======== ENTRIES PROVIDED ========

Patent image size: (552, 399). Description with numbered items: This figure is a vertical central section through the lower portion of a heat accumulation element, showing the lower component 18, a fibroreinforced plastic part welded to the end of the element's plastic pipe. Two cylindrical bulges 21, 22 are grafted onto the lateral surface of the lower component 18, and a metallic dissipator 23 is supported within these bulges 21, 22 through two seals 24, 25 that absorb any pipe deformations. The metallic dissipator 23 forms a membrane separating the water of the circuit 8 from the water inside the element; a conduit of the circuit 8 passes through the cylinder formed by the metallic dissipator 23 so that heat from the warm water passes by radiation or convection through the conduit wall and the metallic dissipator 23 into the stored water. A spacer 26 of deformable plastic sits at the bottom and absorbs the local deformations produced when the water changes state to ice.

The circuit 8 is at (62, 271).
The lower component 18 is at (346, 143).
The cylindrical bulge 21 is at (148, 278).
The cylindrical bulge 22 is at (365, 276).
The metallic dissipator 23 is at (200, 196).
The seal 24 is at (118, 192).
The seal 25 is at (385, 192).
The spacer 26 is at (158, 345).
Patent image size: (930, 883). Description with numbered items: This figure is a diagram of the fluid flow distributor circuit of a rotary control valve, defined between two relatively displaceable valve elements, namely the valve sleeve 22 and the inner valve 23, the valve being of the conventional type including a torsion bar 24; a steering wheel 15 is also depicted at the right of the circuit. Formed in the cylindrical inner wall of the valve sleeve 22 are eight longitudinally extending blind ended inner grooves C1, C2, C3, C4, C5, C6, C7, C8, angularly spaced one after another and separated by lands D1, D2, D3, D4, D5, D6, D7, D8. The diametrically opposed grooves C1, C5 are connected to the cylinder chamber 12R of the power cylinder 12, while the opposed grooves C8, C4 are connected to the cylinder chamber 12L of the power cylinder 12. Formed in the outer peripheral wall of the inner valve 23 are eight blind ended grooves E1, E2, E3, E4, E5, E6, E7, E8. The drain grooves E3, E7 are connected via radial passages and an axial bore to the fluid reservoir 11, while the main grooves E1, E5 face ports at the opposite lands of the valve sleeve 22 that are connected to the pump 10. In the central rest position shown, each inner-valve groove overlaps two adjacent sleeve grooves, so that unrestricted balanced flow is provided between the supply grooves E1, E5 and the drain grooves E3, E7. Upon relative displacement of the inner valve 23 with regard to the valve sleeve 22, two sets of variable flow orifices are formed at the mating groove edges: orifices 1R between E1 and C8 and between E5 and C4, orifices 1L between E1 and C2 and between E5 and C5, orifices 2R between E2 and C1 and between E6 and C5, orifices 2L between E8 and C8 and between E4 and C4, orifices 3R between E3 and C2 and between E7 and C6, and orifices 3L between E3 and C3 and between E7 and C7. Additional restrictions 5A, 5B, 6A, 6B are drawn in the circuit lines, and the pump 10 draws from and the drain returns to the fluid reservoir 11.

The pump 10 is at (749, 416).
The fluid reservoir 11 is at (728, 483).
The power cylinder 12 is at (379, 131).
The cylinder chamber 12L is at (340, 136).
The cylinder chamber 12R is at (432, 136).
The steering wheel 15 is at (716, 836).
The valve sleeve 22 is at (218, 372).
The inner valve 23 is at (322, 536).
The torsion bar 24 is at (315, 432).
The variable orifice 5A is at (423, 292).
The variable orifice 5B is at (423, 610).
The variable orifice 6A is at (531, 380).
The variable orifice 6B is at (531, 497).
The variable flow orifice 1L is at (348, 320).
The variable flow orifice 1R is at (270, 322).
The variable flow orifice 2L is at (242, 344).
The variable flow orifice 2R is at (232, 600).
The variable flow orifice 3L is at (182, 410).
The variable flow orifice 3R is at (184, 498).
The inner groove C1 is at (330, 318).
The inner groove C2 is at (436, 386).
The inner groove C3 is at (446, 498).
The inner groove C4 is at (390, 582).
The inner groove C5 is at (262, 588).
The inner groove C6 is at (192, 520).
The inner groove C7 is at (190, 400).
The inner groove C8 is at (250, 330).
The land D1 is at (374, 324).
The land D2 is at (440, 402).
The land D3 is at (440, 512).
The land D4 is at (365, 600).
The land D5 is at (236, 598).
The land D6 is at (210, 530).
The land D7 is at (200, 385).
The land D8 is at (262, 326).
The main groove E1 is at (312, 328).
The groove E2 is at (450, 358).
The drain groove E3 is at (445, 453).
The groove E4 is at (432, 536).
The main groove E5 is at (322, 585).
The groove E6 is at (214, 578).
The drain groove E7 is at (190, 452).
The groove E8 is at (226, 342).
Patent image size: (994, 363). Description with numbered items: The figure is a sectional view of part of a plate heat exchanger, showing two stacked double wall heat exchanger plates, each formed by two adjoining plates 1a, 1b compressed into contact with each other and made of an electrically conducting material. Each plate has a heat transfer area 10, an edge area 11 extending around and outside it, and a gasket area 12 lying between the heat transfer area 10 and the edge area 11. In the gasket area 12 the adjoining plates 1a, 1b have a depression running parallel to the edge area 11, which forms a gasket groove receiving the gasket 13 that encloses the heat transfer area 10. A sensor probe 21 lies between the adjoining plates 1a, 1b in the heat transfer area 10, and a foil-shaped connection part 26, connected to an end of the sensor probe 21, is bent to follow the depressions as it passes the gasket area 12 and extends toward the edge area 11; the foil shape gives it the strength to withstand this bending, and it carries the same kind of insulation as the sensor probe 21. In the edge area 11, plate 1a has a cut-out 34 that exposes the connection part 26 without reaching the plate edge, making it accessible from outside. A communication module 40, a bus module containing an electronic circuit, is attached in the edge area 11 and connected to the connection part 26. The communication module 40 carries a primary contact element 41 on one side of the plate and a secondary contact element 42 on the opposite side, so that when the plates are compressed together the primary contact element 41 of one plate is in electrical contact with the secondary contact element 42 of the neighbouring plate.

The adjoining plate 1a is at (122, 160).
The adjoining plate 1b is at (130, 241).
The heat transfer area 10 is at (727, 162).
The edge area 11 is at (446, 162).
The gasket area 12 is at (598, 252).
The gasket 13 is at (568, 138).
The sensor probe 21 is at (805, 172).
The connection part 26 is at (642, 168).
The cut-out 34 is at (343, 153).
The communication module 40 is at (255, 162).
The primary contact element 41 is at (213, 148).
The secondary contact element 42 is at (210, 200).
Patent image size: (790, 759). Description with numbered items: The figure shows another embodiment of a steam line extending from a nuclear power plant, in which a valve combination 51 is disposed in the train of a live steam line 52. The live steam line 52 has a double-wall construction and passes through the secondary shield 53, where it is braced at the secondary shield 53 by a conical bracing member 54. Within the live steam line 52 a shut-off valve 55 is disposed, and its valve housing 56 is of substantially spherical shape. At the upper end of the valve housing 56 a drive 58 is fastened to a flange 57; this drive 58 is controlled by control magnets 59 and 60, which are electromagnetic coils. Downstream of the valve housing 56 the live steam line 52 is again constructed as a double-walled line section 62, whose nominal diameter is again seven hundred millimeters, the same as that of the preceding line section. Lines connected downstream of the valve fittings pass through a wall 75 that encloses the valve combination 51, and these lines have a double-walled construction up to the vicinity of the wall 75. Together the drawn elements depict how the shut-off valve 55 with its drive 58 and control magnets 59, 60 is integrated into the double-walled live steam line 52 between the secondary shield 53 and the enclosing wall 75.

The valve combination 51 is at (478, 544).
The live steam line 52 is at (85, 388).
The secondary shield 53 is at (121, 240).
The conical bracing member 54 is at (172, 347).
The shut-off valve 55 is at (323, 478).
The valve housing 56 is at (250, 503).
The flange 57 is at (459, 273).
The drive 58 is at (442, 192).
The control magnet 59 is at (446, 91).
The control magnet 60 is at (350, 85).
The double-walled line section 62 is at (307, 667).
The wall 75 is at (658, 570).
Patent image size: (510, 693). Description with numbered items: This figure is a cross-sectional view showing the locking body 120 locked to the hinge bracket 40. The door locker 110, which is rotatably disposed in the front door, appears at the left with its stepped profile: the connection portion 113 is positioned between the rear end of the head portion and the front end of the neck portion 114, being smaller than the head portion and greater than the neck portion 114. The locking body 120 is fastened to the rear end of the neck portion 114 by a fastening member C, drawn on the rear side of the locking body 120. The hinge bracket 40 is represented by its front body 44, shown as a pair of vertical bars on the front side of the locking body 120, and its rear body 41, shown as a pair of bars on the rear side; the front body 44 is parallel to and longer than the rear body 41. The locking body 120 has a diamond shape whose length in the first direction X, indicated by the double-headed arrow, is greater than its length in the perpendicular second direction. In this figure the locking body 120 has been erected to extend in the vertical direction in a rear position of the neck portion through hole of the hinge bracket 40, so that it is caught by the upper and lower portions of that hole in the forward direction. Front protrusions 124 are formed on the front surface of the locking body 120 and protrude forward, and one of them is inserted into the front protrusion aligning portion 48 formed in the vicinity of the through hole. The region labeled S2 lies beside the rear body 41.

========

Write out everything above from the start of the records down to the line containing "The metallic dissipator 23 is at (200, 196).", including both ends.

Patent image size: (552, 399). Description with numbered items: This figure is a vertical central section through the lower portion of a heat accumulation element, showing the lower component 18, a fibroreinforced plastic part welded to the end of the element's plastic pipe. Two cylindrical bulges 21, 22 are grafted onto the lateral surface of the lower component 18, and a metallic dissipator 23 is supported within these bulges 21, 22 through two seals 24, 25 that absorb any pipe deformations. The metallic dissipator 23 forms a membrane separating the water of the circuit 8 from the water inside the element; a conduit of the circuit 8 passes through the cylinder formed by the metallic dissipator 23 so that heat from the warm water passes by radiation or convection through the conduit wall and the metallic dissipator 23 into the stored water. A spacer 26 of deformable plastic sits at the bottom and absorbs the local deformations produced when the water changes state to ice.

The circuit 8 is at (62, 271).
The lower component 18 is at (346, 143).
The cylindrical bulge 21 is at (148, 278).
The cylindrical bulge 22 is at (365, 276).
The metallic dissipator 23 is at (200, 196).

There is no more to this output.